> _What you will do_: Go through the records and show each line where the word "③压缩冲程" occurs.

··· Recorded data ···

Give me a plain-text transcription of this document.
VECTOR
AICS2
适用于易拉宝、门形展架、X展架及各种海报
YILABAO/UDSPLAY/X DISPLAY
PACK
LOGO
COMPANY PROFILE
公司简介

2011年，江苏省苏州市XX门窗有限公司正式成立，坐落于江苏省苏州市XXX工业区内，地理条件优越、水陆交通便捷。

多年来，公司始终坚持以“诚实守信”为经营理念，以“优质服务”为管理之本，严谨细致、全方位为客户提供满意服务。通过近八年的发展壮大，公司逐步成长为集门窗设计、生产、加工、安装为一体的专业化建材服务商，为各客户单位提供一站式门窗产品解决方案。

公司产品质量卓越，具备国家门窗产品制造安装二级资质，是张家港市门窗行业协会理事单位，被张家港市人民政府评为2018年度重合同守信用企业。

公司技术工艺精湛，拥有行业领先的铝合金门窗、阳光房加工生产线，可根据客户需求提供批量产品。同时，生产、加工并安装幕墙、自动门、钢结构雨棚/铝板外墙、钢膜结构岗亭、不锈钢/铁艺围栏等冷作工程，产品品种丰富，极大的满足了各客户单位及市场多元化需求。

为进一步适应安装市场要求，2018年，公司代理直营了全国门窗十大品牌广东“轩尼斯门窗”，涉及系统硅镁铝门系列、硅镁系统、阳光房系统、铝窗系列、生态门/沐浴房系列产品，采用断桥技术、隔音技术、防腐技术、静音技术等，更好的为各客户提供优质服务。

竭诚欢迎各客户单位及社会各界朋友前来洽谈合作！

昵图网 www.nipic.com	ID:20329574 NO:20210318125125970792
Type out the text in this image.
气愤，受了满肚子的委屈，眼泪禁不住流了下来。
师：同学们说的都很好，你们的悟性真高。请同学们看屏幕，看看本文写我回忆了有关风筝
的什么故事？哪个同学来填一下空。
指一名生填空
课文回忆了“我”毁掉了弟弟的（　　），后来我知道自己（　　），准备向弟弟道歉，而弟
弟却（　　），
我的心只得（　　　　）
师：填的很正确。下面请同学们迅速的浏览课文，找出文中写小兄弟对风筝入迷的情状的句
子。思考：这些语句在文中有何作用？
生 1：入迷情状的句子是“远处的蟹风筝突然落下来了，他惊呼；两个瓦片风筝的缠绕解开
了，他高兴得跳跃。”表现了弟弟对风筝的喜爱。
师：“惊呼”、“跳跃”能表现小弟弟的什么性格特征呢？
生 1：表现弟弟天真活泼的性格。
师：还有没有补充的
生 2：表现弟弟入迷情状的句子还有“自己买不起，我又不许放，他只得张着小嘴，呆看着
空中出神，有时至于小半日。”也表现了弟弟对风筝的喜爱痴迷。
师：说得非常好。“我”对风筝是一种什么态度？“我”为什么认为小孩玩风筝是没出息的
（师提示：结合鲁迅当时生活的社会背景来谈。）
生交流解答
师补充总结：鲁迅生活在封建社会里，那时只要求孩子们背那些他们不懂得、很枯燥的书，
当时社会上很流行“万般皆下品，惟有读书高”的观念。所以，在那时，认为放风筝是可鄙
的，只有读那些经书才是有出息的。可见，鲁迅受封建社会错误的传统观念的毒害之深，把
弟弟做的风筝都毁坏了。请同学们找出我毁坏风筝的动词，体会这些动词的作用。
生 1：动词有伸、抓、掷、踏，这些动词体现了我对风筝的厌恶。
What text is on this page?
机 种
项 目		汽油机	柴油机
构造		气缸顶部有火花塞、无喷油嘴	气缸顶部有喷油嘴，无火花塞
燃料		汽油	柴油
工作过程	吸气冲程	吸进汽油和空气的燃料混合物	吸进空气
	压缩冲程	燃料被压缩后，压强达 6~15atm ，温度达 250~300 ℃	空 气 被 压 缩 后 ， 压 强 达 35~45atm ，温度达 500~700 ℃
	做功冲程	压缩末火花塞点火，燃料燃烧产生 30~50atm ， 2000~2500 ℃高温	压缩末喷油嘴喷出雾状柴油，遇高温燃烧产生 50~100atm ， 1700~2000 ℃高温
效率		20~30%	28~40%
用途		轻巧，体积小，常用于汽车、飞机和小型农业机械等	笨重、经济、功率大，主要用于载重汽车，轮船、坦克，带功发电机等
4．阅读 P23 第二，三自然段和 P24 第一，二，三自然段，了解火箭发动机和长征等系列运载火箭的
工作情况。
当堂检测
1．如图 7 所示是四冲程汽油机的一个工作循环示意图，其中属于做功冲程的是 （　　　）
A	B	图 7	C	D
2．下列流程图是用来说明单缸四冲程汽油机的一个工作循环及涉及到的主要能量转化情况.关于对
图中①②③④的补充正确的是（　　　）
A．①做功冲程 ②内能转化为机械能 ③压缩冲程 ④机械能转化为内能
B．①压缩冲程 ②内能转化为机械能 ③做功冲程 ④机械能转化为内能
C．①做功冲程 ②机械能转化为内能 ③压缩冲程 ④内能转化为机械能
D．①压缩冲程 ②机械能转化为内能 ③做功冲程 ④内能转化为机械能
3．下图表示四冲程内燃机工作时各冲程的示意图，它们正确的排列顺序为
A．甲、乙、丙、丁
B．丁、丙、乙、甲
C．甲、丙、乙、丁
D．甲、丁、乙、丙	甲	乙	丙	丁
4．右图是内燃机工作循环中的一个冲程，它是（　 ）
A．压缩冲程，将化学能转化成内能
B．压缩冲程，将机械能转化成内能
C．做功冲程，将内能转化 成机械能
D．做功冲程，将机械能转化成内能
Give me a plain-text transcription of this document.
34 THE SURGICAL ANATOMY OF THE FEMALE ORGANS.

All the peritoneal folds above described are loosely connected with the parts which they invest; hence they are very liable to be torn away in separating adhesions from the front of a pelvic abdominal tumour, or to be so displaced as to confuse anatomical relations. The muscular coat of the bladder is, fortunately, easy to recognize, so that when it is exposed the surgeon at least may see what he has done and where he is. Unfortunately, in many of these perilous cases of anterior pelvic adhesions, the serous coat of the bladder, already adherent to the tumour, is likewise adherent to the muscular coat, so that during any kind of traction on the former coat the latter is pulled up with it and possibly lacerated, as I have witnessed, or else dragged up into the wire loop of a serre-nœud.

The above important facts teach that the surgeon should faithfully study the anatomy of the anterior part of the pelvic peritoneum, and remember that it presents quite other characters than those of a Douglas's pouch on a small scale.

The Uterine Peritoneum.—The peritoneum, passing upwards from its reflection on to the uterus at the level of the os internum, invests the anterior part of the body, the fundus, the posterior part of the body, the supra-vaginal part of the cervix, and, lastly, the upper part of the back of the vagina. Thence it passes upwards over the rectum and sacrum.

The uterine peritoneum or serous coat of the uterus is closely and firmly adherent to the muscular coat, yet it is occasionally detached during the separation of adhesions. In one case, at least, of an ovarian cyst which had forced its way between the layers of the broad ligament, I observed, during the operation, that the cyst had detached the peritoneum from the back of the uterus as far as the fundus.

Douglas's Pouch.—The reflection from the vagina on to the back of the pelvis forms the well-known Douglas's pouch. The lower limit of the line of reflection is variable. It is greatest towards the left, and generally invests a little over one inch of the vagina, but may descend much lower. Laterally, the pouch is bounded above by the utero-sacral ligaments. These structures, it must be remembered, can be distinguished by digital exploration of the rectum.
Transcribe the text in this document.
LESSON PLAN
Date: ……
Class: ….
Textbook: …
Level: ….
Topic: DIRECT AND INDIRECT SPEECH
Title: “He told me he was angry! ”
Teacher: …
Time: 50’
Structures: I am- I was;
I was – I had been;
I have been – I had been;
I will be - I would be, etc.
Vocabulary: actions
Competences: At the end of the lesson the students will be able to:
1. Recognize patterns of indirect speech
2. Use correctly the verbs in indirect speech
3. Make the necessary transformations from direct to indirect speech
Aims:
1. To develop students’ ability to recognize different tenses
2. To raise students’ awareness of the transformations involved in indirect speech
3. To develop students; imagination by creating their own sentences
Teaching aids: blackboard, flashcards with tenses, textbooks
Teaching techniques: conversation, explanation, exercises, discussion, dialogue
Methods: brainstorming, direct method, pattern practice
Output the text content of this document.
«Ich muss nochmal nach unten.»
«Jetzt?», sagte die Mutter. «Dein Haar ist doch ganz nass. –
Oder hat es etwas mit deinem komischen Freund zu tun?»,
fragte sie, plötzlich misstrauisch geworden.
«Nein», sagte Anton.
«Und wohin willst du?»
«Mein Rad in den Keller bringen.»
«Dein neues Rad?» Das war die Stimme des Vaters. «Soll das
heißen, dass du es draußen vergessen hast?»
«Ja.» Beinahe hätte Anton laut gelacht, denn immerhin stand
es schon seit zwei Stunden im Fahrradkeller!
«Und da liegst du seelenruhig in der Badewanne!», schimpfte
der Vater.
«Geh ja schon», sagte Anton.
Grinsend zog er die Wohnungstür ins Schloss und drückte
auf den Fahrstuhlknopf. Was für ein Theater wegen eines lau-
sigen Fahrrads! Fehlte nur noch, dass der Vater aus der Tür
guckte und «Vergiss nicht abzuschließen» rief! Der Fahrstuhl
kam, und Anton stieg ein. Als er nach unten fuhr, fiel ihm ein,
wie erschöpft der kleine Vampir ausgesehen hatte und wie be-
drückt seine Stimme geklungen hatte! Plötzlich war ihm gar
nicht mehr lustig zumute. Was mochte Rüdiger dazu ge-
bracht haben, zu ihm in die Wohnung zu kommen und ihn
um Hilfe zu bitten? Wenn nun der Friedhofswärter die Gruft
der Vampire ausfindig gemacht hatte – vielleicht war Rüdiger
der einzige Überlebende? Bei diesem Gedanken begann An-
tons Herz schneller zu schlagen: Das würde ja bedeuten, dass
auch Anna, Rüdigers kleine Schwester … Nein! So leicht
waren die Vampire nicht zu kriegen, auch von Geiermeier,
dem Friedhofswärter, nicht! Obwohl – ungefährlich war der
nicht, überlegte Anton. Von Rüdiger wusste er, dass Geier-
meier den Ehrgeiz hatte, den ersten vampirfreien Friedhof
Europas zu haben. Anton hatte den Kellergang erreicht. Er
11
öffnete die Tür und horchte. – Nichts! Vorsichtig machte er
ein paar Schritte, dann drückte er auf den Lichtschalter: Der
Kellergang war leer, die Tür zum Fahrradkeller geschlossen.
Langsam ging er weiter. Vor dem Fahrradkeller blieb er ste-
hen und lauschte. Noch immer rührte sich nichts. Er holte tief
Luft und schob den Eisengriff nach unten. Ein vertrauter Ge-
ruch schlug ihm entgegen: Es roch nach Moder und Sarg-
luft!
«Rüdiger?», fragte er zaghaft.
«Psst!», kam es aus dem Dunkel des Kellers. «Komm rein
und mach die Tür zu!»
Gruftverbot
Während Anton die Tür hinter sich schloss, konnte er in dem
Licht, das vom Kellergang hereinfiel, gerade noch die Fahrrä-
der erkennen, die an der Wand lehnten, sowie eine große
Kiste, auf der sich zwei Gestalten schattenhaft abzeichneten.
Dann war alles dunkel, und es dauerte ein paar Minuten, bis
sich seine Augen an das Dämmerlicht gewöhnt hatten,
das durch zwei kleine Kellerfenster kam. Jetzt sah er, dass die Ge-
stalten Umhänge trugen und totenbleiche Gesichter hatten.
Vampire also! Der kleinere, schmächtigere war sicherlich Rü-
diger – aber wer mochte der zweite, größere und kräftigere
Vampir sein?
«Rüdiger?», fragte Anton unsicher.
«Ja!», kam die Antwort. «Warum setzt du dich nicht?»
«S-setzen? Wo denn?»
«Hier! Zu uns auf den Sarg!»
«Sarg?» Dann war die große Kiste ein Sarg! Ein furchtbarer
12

···

> _Correct output_:
A．①做功冲程 ②内能转化为机械能 ③压缩冲程 ④机械能转化为内能
C．①做功冲程 ②机械能转化为内能 ③压缩冲程 ④内能转化为机械能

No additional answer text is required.